Goal of the exercise: Your task is to transcribe the records exactly, skipping every image.
** START Records for the task **
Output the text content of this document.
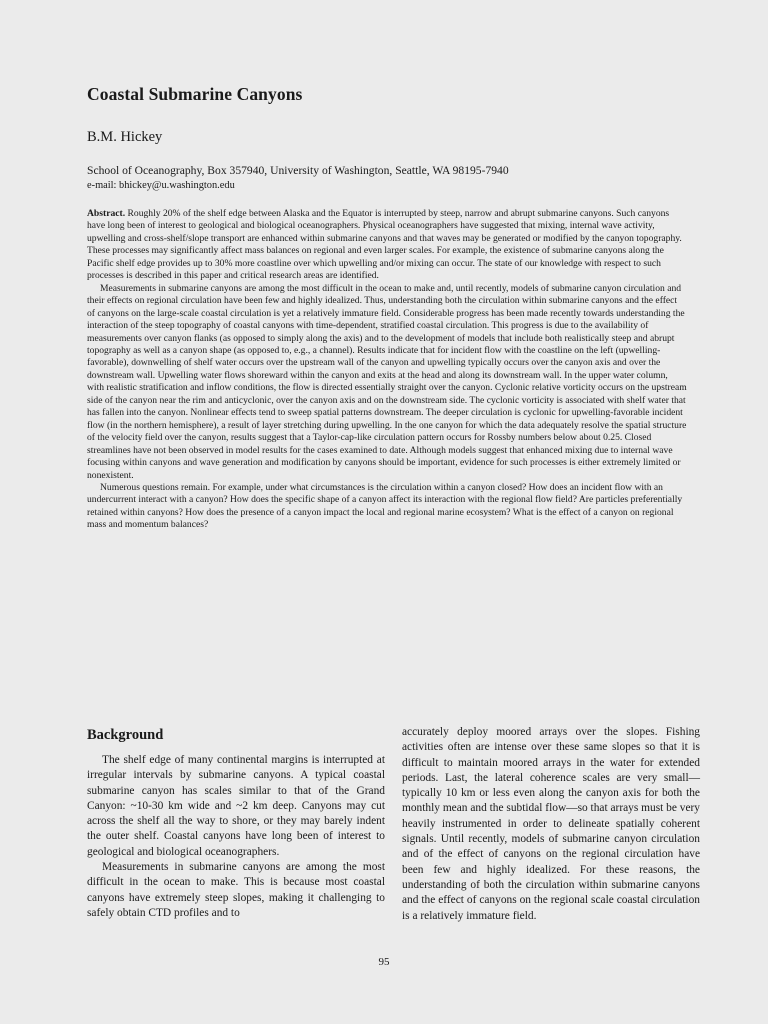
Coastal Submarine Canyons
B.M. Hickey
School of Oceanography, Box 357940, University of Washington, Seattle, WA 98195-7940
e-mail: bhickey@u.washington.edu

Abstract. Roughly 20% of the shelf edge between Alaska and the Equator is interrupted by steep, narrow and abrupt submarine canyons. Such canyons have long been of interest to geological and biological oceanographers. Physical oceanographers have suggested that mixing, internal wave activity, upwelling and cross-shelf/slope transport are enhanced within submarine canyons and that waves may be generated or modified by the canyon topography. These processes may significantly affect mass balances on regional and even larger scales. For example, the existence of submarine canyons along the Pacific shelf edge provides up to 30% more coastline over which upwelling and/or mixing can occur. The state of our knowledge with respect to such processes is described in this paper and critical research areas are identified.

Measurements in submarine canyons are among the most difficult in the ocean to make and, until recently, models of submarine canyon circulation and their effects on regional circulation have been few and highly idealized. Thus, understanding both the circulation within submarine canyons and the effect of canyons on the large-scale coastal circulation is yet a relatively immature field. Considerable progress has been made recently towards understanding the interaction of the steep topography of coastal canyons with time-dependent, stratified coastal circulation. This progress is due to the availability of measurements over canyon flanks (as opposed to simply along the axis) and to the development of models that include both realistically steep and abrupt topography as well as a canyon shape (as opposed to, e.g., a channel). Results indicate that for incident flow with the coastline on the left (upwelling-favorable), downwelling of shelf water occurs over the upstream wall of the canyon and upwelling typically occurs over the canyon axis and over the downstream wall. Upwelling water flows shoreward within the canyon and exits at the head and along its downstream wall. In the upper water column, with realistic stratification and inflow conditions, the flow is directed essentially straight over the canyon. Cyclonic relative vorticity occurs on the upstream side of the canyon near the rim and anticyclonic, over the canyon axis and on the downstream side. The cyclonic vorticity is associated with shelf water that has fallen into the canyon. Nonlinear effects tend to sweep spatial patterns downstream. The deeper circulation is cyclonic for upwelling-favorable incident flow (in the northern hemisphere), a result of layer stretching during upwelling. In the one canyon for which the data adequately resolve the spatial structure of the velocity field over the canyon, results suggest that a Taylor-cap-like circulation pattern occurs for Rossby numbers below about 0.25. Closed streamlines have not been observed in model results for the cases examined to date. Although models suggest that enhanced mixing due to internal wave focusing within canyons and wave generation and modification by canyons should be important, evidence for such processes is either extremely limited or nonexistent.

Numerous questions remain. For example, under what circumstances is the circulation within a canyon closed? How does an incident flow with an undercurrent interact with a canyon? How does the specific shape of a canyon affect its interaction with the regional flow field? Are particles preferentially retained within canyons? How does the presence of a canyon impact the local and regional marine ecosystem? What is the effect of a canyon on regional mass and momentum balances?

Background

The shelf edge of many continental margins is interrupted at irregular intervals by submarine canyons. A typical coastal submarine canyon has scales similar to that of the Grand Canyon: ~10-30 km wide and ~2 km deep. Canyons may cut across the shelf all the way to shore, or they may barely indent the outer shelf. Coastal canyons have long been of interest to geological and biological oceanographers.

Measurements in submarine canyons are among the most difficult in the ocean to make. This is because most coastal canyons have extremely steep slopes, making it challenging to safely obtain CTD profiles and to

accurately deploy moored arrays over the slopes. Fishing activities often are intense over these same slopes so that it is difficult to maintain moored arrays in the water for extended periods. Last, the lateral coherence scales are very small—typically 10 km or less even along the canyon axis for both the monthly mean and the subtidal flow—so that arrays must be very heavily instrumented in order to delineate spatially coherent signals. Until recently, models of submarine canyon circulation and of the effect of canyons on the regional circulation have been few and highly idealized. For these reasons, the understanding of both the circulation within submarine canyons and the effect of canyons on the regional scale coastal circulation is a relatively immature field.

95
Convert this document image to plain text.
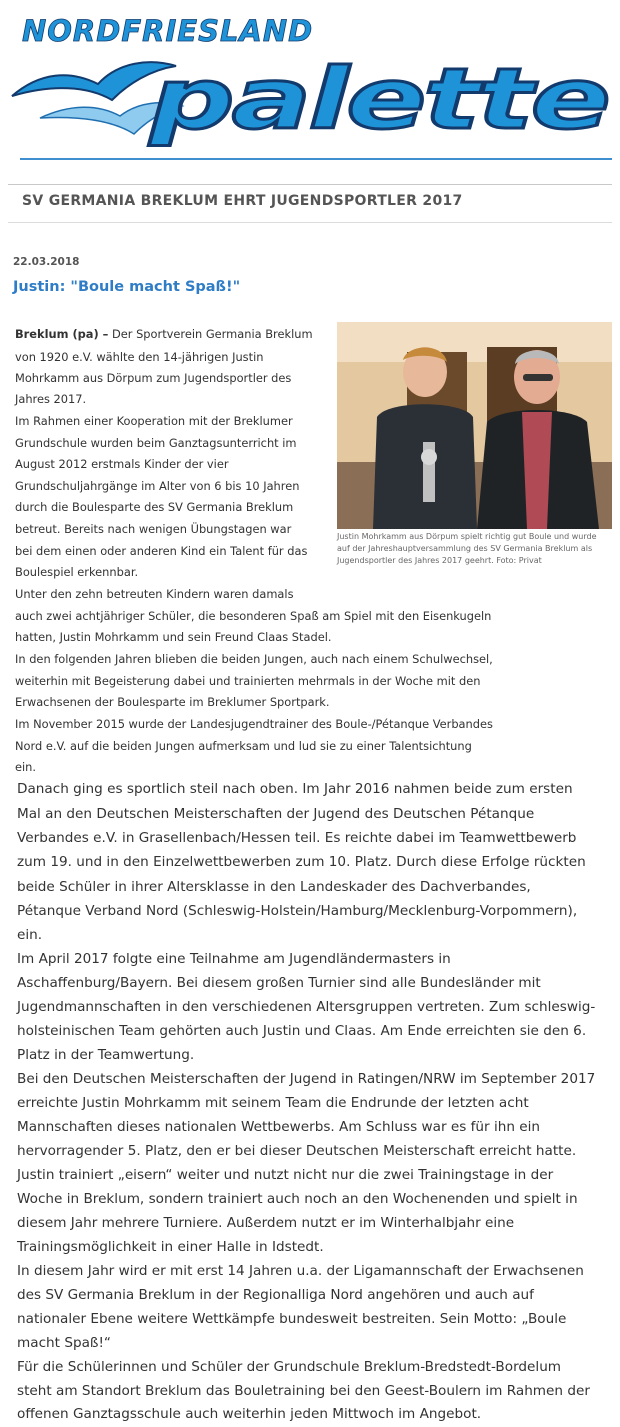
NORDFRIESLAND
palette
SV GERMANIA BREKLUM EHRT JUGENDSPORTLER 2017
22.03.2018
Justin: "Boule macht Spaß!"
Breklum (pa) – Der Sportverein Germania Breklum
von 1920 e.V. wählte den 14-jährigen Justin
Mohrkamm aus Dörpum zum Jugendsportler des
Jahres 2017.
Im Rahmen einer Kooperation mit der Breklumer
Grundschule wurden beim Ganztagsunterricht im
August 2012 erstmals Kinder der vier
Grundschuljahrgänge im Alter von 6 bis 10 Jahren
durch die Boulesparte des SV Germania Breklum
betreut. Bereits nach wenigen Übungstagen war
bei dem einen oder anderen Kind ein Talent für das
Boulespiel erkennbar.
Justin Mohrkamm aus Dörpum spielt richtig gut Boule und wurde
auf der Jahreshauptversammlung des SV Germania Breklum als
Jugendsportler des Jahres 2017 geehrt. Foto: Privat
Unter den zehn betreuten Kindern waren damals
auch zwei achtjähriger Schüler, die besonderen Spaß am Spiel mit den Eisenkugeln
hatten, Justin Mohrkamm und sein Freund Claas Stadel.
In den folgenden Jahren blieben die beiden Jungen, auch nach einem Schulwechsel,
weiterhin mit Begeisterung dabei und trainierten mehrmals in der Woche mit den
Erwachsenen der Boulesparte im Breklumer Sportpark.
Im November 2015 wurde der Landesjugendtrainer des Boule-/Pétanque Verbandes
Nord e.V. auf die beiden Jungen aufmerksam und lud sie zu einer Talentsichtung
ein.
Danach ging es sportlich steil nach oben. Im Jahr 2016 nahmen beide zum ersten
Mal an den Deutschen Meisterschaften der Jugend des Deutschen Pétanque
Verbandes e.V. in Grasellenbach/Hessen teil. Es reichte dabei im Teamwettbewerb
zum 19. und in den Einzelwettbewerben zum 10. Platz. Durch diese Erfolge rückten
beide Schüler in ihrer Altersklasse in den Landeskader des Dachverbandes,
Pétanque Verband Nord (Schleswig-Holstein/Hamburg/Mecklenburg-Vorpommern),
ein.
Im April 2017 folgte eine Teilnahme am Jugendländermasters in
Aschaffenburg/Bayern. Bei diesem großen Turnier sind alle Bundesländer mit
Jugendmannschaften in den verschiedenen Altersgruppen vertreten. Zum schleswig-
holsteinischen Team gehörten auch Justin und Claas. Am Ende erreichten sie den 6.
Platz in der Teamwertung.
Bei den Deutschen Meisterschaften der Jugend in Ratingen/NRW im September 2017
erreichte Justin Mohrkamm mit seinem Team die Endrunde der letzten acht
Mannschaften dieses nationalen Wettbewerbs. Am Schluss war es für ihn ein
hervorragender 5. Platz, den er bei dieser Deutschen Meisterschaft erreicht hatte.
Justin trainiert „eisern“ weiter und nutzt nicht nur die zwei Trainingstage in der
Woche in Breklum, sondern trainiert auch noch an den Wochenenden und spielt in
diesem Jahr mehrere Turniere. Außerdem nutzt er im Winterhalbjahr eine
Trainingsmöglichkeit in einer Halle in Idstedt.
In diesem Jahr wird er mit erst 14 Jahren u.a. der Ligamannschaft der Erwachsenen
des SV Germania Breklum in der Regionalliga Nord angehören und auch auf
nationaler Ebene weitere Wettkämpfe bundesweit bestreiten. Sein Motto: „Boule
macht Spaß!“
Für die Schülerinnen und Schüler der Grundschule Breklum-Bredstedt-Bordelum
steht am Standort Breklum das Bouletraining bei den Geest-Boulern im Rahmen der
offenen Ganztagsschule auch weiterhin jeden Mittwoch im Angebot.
** END Records for the task **
Full solution:
Output the text content of this document.
Coastal Submarine Canyons
B.M. Hickey
School of Oceanography, Box 357940, University of Washington, Seattle, WA 98195-7940
e-mail: bhickey@u.washington.edu

Abstract. Roughly 20% of the shelf edge between Alaska and the Equator is interrupted by steep, narrow and abrupt submarine canyons. Such canyons have long been of interest to geological and biological oceanographers. Physical oceanographers have suggested that mixing, internal wave activity, upwelling and cross-shelf/slope transport are enhanced within submarine canyons and that waves may be generated or modified by the canyon topography. These processes may significantly affect mass balances on regional and even larger scales. For example, the existence of submarine canyons along the Pacific shelf edge provides up to 30% more coastline over which upwelling and/or mixing can occur. The state of our knowledge with respect to such processes is described in this paper and critical research areas are identified.

Measurements in submarine canyons are among the most difficult in the ocean to make and, until recently, models of submarine canyon circulation and their effects on regional circulation have been few and highly idealized. Thus, understanding both the circulation within submarine canyons and the effect of canyons on the large-scale coastal circulation is yet a relatively immature field. Considerable progress has been made recently towards understanding the interaction of the steep topography of coastal canyons with time-dependent, stratified coastal circulation. This progress is due to the availability of measurements over canyon flanks (as opposed to simply along the axis) and to the development of models that include both realistically steep and abrupt topography as well as a canyon shape (as opposed to, e.g., a channel). Results indicate that for incident flow with the coastline on the left (upwelling-favorable), downwelling of shelf water occurs over the upstream wall of the canyon and upwelling typically occurs over the canyon axis and over the downstream wall. Upwelling water flows shoreward within the canyon and exits at the head and along its downstream wall. In the upper water column, with realistic stratification and inflow conditions, the flow is directed essentially straight over the canyon. Cyclonic relative vorticity occurs on the upstream side of the canyon near the rim and anticyclonic, over the canyon axis and on the downstream side. The cyclonic vorticity is associated with shelf water that has fallen into the canyon. Nonlinear effects tend to sweep spatial patterns downstream. The deeper circulation is cyclonic for upwelling-favorable incident flow (in the northern hemisphere), a result of layer stretching during upwelling. In the one canyon for which the data adequately resolve the spatial structure of the velocity field over the canyon, results suggest that a Taylor-cap-like circulation pattern occurs for Rossby numbers below about 0.25. Closed streamlines have not been observed in model results for the cases examined to date. Although models suggest that enhanced mixing due to internal wave focusing within canyons and wave generation and modification by canyons should be important, evidence for such processes is either extremely limited or nonexistent.

Numerous questions remain. For example, under what circumstances is the circulation within a canyon closed? How does an incident flow with an undercurrent interact with a canyon? How does the specific shape of a canyon affect its interaction with the regional flow field? Are particles preferentially retained within canyons? How does the presence of a canyon impact the local and regional marine ecosystem? What is the effect of a canyon on regional mass and momentum balances?

Background

The shelf edge of many continental margins is interrupted at irregular intervals by submarine canyons. A typical coastal submarine canyon has scales similar to that of the Grand Canyon: ~10-30 km wide and ~2 km deep. Canyons may cut across the shelf all the way to shore, or they may barely indent the outer shelf. Coastal canyons have long been of interest to geological and biological oceanographers.

Measurements in submarine canyons are among the most difficult in the ocean to make. This is because most coastal canyons have extremely steep slopes, making it challenging to safely obtain CTD profiles and to

accurately deploy moored arrays over the slopes. Fishing activities often are intense over these same slopes so that it is difficult to maintain moored arrays in the water for extended periods. Last, the lateral coherence scales are very small—typically 10 km or less even along the canyon axis for both the monthly mean and the subtidal flow—so that arrays must be very heavily instrumented in order to delineate spatially coherent signals. Until recently, models of submarine canyon circulation and of the effect of canyons on the regional circulation have been few and highly idealized. For these reasons, the understanding of both the circulation within submarine canyons and the effect of canyons on the regional scale coastal circulation is a relatively immature field.

95
Convert this document image to plain text.
NORDFRIESLAND
palette
SV GERMANIA BREKLUM EHRT JUGENDSPORTLER 2017
22.03.2018
Justin: "Boule macht Spaß!"
Breklum (pa) – Der Sportverein Germania Breklum
von 1920 e.V. wählte den 14-jährigen Justin
Mohrkamm aus Dörpum zum Jugendsportler des
Jahres 2017.
Im Rahmen einer Kooperation mit der Breklumer
Grundschule wurden beim Ganztagsunterricht im
August 2012 erstmals Kinder der vier
Grundschuljahrgänge im Alter von 6 bis 10 Jahren
durch die Boulesparte des SV Germania Breklum
betreut. Bereits nach wenigen Übungstagen war
bei dem einen oder anderen Kind ein Talent für das
Boulespiel erkennbar.
Justin Mohrkamm aus Dörpum spielt richtig gut Boule und wurde
auf der Jahreshauptversammlung des SV Germania Breklum als
Jugendsportler des Jahres 2017 geehrt. Foto: Privat
Unter den zehn betreuten Kindern waren damals
auch zwei achtjähriger Schüler, die besonderen Spaß am Spiel mit den Eisenkugeln
hatten, Justin Mohrkamm und sein Freund Claas Stadel.
In den folgenden Jahren blieben die beiden Jungen, auch nach einem Schulwechsel,
weiterhin mit Begeisterung dabei und trainierten mehrmals in der Woche mit den
Erwachsenen der Boulesparte im Breklumer Sportpark.
Im November 2015 wurde der Landesjugendtrainer des Boule-/Pétanque Verbandes
Nord e.V. auf die beiden Jungen aufmerksam und lud sie zu einer Talentsichtung
ein.
Danach ging es sportlich steil nach oben. Im Jahr 2016 nahmen beide zum ersten
Mal an den Deutschen Meisterschaften der Jugend des Deutschen Pétanque
Verbandes e.V. in Grasellenbach/Hessen teil. Es reichte dabei im Teamwettbewerb
zum 19. und in den Einzelwettbewerben zum 10. Platz. Durch diese Erfolge rückten
beide Schüler in ihrer Altersklasse in den Landeskader des Dachverbandes,
Pétanque Verband Nord (Schleswig-Holstein/Hamburg/Mecklenburg-Vorpommern),
ein.
Im April 2017 folgte eine Teilnahme am Jugendländermasters in
Aschaffenburg/Bayern. Bei diesem großen Turnier sind alle Bundesländer mit
Jugendmannschaften in den verschiedenen Altersgruppen vertreten. Zum schleswig-
holsteinischen Team gehörten auch Justin und Claas. Am Ende erreichten sie den 6.
Platz in der Teamwertung.
Bei den Deutschen Meisterschaften der Jugend in Ratingen/NRW im September 2017
erreichte Justin Mohrkamm mit seinem Team die Endrunde der letzten acht
Mannschaften dieses nationalen Wettbewerbs. Am Schluss war es für ihn ein
hervorragender 5. Platz, den er bei dieser Deutschen Meisterschaft erreicht hatte.
Justin trainiert „eisern“ weiter und nutzt nicht nur die zwei Trainingstage in der
Woche in Breklum, sondern trainiert auch noch an den Wochenenden und spielt in
diesem Jahr mehrere Turniere. Außerdem nutzt er im Winterhalbjahr eine
Trainingsmöglichkeit in einer Halle in Idstedt.
In diesem Jahr wird er mit erst 14 Jahren u.a. der Ligamannschaft der Erwachsenen
des SV Germania Breklum in der Regionalliga Nord angehören und auch auf
nationaler Ebene weitere Wettkämpfe bundesweit bestreiten. Sein Motto: „Boule
macht Spaß!“
Für die Schülerinnen und Schüler der Grundschule Breklum-Bredstedt-Bordelum
steht am Standort Breklum das Bouletraining bei den Geest-Boulern im Rahmen der
offenen Ganztagsschule auch weiterhin jeden Mittwoch im Angebot.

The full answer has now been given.